» What the task asks: Reproduce the whole listing, character for character.

» Task material:

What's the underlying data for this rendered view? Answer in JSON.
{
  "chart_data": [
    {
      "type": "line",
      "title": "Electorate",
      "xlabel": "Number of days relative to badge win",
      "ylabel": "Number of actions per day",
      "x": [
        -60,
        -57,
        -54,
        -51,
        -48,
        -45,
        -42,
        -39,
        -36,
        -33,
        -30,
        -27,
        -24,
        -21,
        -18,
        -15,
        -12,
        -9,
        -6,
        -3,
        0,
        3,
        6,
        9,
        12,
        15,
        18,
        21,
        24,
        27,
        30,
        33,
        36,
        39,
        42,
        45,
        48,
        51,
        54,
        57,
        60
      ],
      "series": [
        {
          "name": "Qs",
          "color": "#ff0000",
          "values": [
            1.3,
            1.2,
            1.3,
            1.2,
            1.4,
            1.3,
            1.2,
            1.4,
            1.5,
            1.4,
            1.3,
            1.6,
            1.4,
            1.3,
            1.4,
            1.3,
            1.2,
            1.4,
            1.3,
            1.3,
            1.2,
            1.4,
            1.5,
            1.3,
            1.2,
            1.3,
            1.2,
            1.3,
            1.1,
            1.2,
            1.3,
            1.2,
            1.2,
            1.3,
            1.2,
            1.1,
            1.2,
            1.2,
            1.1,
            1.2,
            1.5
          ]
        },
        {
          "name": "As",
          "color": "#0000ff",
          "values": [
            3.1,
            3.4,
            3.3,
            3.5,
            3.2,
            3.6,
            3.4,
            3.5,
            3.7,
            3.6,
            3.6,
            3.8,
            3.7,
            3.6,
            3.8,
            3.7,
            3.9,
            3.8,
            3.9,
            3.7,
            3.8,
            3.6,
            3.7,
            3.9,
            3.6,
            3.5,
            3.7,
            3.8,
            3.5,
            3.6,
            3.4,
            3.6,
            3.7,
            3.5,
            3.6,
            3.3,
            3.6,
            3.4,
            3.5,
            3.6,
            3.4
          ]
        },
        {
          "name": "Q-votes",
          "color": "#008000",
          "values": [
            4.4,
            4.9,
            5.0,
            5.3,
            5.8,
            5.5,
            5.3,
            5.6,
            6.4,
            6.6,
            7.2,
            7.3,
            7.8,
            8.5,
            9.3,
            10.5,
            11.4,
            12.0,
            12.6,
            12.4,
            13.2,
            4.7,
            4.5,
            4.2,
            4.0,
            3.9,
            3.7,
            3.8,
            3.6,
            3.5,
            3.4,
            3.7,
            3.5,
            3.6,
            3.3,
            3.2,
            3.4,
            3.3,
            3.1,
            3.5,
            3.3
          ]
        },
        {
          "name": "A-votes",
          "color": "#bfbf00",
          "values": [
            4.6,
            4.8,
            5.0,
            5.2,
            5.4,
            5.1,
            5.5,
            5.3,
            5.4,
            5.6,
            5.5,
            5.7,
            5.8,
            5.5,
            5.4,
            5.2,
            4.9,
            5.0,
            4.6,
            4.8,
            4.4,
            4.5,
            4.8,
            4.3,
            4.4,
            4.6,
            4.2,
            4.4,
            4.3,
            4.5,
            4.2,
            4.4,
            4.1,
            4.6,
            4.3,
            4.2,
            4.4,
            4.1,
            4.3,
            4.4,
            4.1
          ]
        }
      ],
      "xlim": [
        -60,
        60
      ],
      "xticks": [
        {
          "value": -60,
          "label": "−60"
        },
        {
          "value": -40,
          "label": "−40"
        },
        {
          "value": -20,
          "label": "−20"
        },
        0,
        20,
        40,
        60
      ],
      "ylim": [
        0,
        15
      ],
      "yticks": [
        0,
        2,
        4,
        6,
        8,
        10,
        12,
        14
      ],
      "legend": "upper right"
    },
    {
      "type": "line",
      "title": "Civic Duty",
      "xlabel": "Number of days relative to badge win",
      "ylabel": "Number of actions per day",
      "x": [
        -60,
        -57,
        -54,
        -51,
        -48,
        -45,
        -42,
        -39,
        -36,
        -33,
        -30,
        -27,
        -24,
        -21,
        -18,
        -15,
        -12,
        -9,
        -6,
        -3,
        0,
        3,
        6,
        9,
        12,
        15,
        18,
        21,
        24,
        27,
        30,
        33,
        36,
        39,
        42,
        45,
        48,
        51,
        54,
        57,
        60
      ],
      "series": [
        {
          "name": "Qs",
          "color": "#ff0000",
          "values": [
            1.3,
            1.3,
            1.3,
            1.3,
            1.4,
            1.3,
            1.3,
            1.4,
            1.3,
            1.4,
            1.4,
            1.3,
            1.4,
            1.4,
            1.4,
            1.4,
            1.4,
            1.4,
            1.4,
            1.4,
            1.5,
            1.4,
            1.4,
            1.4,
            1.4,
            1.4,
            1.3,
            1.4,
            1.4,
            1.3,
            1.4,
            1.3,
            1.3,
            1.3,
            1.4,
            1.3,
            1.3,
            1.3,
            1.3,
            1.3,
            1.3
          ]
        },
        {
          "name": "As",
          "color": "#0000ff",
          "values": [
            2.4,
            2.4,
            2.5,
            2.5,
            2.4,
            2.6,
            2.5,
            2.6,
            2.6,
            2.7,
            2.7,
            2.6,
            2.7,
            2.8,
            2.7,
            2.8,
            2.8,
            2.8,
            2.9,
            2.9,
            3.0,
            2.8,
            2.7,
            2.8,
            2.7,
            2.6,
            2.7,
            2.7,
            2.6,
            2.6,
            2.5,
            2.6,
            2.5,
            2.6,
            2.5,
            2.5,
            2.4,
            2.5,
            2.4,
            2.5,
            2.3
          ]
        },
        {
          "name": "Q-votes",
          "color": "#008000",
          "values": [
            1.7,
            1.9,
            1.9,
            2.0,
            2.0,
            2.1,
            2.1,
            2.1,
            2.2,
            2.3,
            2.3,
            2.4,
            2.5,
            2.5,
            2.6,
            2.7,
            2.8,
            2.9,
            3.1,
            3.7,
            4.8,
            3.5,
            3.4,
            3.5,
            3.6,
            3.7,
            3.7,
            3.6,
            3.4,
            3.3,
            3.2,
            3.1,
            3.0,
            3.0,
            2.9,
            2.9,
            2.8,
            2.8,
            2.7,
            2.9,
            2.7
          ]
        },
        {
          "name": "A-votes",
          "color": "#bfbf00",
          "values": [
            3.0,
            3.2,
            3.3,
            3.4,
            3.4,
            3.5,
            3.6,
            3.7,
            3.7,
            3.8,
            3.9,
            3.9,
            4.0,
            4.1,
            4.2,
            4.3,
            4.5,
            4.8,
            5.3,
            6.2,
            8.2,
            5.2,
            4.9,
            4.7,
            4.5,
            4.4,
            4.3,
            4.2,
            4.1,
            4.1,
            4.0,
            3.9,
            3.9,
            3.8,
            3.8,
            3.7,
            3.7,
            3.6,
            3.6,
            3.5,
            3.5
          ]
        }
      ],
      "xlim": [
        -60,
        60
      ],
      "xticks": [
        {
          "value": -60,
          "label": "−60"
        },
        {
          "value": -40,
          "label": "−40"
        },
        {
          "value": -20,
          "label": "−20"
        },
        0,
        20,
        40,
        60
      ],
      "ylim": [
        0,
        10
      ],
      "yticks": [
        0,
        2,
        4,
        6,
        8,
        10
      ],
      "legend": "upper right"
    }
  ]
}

» Answer in full:
What's the underlying data for this rendered view? Answer in JSON.
{
  "chart_data": [
    {
      "type": "line",
      "title": "Electorate",
      "xlabel": "Number of days relative to badge win",
      "ylabel": "Number of actions per day",
      "x": [
        -60,
        -57,
        -54,
        -51,
        -48,
        -45,
        -42,
        -39,
        -36,
        -33,
        -30,
        -27,
        -24,
        -21,
        -18,
        -15,
        -12,
        -9,
        -6,
        -3,
        0,
        3,
        6,
        9,
        12,
        15,
        18,
        21,
        24,
        27,
        30,
        33,
        36,
        39,
        42,
        45,
        48,
        51,
        54,
        57,
        60
      ],
      "series": [
        {
          "name": "Qs",
          "color": "#ff0000",
          "values": [
            1.3,
            1.2,
            1.3,
            1.2,
            1.4,
            1.3,
            1.2,
            1.4,
            1.5,
            1.4,
            1.3,
            1.6,
            1.4,
            1.3,
            1.4,
            1.3,
            1.2,
            1.4,
            1.3,
            1.3,
            1.2,
            1.4,
            1.5,
            1.3,
            1.2,
            1.3,
            1.2,
            1.3,
            1.1,
            1.2,
            1.3,
            1.2,
            1.2,
            1.3,
            1.2,
            1.1,
            1.2,
            1.2,
            1.1,
            1.2,
            1.5
          ]
        },
        {
          "name": "As",
          "color": "#0000ff",
          "values": [
            3.1,
            3.4,
            3.3,
            3.5,
            3.2,
            3.6,
            3.4,
            3.5,
            3.7,
            3.6,
            3.6,
            3.8,
            3.7,
            3.6,
            3.8,
            3.7,
            3.9,
            3.8,
            3.9,
            3.7,
            3.8,
            3.6,
            3.7,
            3.9,
            3.6,
            3.5,
            3.7,
            3.8,
            3.5,
            3.6,
            3.4,
            3.6,
            3.7,
            3.5,
            3.6,
            3.3,
            3.6,
            3.4,
            3.5,
            3.6,
            3.4
          ]
        },
        {
          "name": "Q-votes",
          "color": "#008000",
          "values": [
            4.4,
            4.9,
            5.0,
            5.3,
            5.8,
            5.5,
            5.3,
            5.6,
            6.4,
            6.6,
            7.2,
            7.3,
            7.8,
            8.5,
            9.3,
            10.5,
            11.4,
            12.0,
            12.6,
            12.4,
            13.2,
            4.7,
            4.5,
            4.2,
            4.0,
            3.9,
            3.7,
            3.8,
            3.6,
            3.5,
            3.4,
            3.7,
            3.5,
            3.6,
            3.3,
            3.2,
            3.4,
            3.3,
            3.1,
            3.5,
            3.3
          ]
        },
        {
          "name": "A-votes",
          "color": "#bfbf00",
          "values": [
            4.6,
            4.8,
            5.0,
            5.2,
            5.4,
            5.1,
            5.5,
            5.3,
            5.4,
            5.6,
            5.5,
            5.7,
            5.8,
            5.5,
            5.4,
            5.2,
            4.9,
            5.0,
            4.6,
            4.8,
            4.4,
            4.5,
            4.8,
            4.3,
            4.4,
            4.6,
            4.2,
            4.4,
            4.3,
            4.5,
            4.2,
            4.4,
            4.1,
            4.6,
            4.3,
            4.2,
            4.4,
            4.1,
            4.3,
            4.4,
            4.1
          ]
        }
      ],
      "xlim": [
        -60,
        60
      ],
      "xticks": [
        {
          "value": -60,
          "label": "−60"
        },
        {
          "value": -40,
          "label": "−40"
        },
        {
          "value": -20,
          "label": "−20"
        },
        0,
        20,
        40,
        60
      ],
      "ylim": [
        0,
        15
      ],
      "yticks": [
        0,
        2,
        4,
        6,
        8,
        10,
        12,
        14
      ],
      "legend": "upper right"
    },
    {
      "type": "line",
      "title": "Civic Duty",
      "xlabel": "Number of days relative to badge win",
      "ylabel": "Number of actions per day",
      "x": [
        -60,
        -57,
        -54,
        -51,
        -48,
        -45,
        -42,
        -39,
        -36,
        -33,
        -30,
        -27,
        -24,
        -21,
        -18,
        -15,
        -12,
        -9,
        -6,
        -3,
        0,
        3,
        6,
        9,
        12,
        15,
        18,
        21,
        24,
        27,
        30,
        33,
        36,
        39,
        42,
        45,
        48,
        51,
        54,
        57,
        60
      ],
      "series": [
        {
          "name": "Qs",
          "color": "#ff0000",
          "values": [
            1.3,
            1.3,
            1.3,
            1.3,
            1.4,
            1.3,
            1.3,
            1.4,
            1.3,
            1.4,
            1.4,
            1.3,
            1.4,
            1.4,
            1.4,
            1.4,
            1.4,
            1.4,
            1.4,
            1.4,
            1.5,
            1.4,
            1.4,
            1.4,
            1.4,
            1.4,
            1.3,
            1.4,
            1.4,
            1.3,
            1.4,
            1.3,
            1.3,
            1.3,
            1.4,
            1.3,
            1.3,
            1.3,
            1.3,
            1.3,
            1.3
          ]
        },
        {
          "name": "As",
          "color": "#0000ff",
          "values": [
            2.4,
            2.4,
            2.5,
            2.5,
            2.4,
            2.6,
            2.5,
            2.6,
            2.6,
            2.7,
            2.7,
            2.6,
            2.7,
            2.8,
            2.7,
            2.8,
            2.8,
            2.8,
            2.9,
            2.9,
            3.0,
            2.8,
            2.7,
            2.8,
            2.7,
            2.6,
            2.7,
            2.7,
            2.6,
            2.6,
            2.5,
            2.6,
            2.5,
            2.6,
            2.5,
            2.5,
            2.4,
            2.5,
            2.4,
            2.5,
            2.3
          ]
        },
        {
          "name": "Q-votes",
          "color": "#008000",
          "values": [
            1.7,
            1.9,
            1.9,
            2.0,
            2.0,
            2.1,
            2.1,
            2.1,
            2.2,
            2.3,
            2.3,
            2.4,
            2.5,
            2.5,
            2.6,
            2.7,
            2.8,
            2.9,
            3.1,
            3.7,
            4.8,
            3.5,
            3.4,
            3.5,
            3.6,
            3.7,
            3.7,
            3.6,
            3.4,
            3.3,
            3.2,
            3.1,
            3.0,
            3.0,
            2.9,
            2.9,
            2.8,
            2.8,
            2.7,
            2.9,
            2.7
          ]
        },
        {
          "name": "A-votes",
          "color": "#bfbf00",
          "values": [
            3.0,
            3.2,
            3.3,
            3.4,
            3.4,
            3.5,
            3.6,
            3.7,
            3.7,
            3.8,
            3.9,
            3.9,
            4.0,
            4.1,
            4.2,
            4.3,
            4.5,
            4.8,
            5.3,
            6.2,
            8.2,
            5.2,
            4.9,
            4.7,
            4.5,
            4.4,
            4.3,
            4.2,
            4.1,
            4.1,
            4.0,
            3.9,
            3.9,
            3.8,
            3.8,
            3.7,
            3.7,
            3.6,
            3.6,
            3.5,
            3.5
          ]
        }
      ],
      "xlim": [
        -60,
        60
      ],
      "xticks": [
        {
          "value": -60,
          "label": "−60"
        },
        {
          "value": -40,
          "label": "−40"
        },
        {
          "value": -20,
          "label": "−20"
        },
        0,
        20,
        40,
        60
      ],
      "ylim": [
        0,
        10
      ],
      "yticks": [
        0,
        2,
        4,
        6,
        8,
        10
      ],
      "legend": "upper right"
    }
  ]
}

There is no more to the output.